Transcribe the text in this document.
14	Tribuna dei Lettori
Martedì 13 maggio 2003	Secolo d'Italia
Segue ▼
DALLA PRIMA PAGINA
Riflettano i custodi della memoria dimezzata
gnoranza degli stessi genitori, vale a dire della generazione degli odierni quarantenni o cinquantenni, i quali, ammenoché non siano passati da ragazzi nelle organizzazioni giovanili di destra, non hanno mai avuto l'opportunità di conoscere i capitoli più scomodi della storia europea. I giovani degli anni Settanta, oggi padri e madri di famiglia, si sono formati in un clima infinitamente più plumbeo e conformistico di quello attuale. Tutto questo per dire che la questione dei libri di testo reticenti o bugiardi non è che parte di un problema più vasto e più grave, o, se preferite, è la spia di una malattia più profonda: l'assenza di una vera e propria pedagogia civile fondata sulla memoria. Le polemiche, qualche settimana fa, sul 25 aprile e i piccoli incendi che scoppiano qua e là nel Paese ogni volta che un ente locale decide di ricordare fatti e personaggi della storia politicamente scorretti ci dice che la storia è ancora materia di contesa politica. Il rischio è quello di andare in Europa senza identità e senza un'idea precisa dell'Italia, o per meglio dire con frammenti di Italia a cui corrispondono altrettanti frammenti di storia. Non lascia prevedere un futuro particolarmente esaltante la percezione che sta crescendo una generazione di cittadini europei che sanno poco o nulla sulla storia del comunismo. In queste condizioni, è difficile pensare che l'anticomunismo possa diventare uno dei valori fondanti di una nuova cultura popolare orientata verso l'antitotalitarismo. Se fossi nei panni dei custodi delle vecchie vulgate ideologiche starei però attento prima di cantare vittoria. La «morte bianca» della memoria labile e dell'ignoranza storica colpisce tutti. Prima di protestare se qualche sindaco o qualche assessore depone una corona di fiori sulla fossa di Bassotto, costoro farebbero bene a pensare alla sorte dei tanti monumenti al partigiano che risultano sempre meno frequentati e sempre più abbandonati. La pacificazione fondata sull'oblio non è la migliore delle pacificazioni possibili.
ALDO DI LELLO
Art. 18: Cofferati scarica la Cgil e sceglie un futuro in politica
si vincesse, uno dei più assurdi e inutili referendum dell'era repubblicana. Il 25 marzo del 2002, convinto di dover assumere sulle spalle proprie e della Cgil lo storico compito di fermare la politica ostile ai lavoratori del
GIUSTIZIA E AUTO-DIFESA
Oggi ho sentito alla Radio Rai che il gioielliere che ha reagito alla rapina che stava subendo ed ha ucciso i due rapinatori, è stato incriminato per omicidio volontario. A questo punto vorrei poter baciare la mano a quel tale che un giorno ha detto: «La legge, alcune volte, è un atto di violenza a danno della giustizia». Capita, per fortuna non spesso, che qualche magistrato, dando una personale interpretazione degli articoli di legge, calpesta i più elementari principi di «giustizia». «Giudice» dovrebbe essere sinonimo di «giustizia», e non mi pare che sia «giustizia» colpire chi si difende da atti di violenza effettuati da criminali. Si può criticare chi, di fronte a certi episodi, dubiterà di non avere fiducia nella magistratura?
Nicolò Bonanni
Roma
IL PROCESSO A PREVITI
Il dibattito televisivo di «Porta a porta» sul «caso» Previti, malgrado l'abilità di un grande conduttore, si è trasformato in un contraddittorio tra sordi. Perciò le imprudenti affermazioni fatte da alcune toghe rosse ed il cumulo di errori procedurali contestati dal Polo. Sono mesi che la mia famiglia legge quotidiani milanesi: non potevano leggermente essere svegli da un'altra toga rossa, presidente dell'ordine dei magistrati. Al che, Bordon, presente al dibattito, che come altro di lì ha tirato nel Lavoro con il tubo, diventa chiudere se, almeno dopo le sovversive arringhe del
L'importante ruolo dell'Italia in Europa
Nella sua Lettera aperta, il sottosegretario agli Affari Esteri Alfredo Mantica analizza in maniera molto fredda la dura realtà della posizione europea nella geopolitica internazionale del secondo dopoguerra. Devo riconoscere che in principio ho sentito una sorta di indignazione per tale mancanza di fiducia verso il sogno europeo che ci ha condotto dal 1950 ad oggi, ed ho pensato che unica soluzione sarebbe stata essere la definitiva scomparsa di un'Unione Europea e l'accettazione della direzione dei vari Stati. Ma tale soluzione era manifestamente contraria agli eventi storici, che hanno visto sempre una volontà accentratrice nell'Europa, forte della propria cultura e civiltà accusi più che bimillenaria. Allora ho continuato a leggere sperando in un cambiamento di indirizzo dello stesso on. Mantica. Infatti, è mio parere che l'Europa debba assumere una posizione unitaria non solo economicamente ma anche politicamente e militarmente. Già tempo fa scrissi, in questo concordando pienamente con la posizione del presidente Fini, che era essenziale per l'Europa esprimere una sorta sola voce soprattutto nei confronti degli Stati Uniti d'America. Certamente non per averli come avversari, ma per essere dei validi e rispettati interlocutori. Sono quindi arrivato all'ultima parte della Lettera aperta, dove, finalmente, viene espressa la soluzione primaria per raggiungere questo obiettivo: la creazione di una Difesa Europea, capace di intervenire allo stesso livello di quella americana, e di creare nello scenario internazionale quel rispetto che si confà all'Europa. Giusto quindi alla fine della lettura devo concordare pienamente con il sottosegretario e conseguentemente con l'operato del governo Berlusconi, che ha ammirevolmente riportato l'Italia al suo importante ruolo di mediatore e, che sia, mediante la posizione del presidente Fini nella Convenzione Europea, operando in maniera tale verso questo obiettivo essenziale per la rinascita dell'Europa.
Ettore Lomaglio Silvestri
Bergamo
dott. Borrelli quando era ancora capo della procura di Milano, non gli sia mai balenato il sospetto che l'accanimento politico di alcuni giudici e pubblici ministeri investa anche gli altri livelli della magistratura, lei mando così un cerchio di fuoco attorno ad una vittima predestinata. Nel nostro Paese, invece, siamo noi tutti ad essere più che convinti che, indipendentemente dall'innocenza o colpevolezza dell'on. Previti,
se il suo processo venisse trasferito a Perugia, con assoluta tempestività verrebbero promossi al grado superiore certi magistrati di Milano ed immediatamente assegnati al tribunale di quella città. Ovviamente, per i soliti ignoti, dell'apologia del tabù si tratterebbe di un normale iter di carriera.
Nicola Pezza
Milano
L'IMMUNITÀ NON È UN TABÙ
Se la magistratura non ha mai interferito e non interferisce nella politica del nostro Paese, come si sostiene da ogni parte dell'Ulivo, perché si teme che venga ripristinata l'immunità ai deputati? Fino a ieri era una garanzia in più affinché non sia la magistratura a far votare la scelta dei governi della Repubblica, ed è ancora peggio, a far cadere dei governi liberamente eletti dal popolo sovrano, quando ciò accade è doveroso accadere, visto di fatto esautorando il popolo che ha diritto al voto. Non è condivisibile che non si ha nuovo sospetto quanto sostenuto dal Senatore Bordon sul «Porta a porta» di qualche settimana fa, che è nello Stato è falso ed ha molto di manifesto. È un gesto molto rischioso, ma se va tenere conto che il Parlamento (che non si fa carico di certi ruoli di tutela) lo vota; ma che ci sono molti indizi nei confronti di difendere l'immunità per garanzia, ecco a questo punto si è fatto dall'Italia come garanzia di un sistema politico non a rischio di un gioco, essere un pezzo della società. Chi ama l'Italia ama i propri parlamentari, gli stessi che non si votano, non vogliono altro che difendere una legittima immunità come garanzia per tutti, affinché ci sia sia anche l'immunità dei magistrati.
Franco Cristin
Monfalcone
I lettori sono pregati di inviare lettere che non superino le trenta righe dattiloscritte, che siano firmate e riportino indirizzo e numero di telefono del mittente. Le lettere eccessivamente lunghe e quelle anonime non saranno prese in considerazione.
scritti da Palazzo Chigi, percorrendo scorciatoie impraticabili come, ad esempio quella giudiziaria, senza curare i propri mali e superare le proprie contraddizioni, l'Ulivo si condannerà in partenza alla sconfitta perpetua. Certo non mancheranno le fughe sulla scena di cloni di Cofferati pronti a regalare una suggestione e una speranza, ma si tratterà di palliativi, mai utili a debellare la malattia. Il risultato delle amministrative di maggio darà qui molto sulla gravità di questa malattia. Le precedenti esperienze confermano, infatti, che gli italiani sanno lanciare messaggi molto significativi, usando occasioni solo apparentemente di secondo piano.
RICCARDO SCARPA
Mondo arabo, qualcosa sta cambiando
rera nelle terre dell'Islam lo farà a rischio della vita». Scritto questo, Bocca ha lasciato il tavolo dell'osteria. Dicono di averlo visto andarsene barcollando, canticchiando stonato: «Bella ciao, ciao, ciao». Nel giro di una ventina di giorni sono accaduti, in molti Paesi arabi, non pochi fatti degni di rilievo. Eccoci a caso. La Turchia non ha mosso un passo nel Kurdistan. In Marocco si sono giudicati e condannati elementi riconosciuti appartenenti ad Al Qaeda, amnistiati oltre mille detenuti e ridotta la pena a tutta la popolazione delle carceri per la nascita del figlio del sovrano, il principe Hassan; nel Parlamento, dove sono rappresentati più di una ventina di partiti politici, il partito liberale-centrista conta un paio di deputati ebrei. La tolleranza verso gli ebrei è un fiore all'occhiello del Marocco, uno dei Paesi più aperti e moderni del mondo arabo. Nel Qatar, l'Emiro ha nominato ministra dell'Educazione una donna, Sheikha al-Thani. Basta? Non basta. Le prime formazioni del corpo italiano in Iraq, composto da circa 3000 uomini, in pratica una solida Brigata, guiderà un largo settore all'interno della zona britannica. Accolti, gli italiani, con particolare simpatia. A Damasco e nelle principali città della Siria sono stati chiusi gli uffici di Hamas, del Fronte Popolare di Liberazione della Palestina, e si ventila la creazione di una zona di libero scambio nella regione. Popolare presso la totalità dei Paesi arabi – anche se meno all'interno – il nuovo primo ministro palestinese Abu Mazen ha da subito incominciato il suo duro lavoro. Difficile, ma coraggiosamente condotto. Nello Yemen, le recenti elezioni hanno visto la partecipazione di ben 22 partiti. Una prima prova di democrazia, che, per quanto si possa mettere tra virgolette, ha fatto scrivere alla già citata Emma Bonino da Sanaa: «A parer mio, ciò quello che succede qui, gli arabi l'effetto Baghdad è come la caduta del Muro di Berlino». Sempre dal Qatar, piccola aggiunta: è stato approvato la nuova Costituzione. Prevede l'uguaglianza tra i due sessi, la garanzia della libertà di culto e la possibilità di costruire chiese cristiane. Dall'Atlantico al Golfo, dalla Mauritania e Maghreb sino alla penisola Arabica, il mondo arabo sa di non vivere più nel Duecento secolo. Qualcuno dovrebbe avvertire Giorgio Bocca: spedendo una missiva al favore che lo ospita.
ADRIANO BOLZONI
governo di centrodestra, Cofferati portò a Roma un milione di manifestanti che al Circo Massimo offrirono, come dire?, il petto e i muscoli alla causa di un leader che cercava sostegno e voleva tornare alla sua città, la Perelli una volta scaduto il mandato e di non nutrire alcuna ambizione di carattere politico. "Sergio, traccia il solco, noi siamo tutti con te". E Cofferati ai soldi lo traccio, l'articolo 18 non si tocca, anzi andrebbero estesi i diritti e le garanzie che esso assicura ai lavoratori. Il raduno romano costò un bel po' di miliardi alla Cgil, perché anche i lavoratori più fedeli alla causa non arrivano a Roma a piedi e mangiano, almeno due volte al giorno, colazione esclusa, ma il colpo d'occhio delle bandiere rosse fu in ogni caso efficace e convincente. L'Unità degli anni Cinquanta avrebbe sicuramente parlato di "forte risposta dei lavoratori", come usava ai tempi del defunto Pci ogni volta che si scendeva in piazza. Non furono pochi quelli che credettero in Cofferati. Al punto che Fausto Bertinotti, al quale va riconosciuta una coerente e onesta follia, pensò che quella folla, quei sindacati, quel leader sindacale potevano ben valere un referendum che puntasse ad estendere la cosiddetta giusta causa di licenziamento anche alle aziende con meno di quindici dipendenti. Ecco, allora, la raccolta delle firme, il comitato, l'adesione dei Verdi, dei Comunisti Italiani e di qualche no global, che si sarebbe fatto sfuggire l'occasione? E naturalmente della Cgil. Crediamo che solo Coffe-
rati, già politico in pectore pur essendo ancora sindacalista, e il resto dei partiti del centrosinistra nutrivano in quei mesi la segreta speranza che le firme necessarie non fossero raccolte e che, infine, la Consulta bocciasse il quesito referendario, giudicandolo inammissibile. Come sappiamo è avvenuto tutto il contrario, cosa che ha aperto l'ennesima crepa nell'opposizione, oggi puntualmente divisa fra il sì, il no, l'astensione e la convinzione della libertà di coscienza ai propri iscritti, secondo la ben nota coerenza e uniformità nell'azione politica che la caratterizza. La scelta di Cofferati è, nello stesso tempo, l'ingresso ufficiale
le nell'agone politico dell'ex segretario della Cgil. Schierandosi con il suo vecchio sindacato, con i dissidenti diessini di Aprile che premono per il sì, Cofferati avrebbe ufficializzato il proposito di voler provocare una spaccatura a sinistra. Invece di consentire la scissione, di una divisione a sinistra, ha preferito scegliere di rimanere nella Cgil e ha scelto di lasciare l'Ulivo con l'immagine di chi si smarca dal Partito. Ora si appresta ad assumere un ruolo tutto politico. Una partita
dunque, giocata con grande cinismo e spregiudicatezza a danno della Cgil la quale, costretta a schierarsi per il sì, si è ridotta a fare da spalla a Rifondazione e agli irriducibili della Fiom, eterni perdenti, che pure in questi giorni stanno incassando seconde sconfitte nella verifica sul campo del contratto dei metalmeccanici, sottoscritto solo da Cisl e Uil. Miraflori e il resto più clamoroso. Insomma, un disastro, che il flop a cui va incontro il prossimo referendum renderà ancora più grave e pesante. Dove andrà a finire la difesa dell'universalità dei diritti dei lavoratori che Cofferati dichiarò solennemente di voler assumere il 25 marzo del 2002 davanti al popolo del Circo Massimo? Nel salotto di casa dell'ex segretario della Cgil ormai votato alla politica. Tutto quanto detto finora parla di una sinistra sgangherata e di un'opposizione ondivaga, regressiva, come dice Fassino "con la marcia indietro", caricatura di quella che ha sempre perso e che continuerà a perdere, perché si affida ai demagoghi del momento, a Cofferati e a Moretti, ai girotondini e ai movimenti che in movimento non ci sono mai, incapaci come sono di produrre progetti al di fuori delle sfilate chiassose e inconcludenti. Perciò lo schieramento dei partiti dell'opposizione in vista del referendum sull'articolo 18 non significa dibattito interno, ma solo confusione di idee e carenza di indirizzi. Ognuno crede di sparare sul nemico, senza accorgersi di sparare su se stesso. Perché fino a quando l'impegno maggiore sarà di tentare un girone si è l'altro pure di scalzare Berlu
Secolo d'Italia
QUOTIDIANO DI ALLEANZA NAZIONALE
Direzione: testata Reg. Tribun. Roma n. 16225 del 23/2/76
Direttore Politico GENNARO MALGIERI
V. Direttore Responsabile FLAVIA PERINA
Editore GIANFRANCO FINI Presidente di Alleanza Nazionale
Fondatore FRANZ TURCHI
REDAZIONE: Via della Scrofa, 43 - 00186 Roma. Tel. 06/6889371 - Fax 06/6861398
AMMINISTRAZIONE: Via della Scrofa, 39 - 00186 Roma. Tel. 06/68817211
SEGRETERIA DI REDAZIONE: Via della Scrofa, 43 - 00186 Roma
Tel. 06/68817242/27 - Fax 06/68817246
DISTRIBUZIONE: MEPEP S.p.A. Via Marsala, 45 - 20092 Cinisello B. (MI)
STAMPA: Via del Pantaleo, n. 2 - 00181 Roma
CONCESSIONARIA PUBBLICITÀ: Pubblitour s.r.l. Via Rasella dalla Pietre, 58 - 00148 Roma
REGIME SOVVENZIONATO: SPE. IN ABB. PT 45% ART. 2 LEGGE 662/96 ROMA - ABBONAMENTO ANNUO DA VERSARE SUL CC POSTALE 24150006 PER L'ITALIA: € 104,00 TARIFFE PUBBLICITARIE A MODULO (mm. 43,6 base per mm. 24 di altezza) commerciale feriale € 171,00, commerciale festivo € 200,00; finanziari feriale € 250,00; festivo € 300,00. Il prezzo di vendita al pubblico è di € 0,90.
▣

## What you need to do
Look over the listing above. Pick out and copy every line that includes "REDAZIONE".

## Solution for this problem
REDAZIONE: Via della Scrofa, 43 - 00186 Roma. Tel. 06/6889371 - Fax 06/6861398
SEGRETERIA DI REDAZIONE: Via della Scrofa, 43 - 00186 Roma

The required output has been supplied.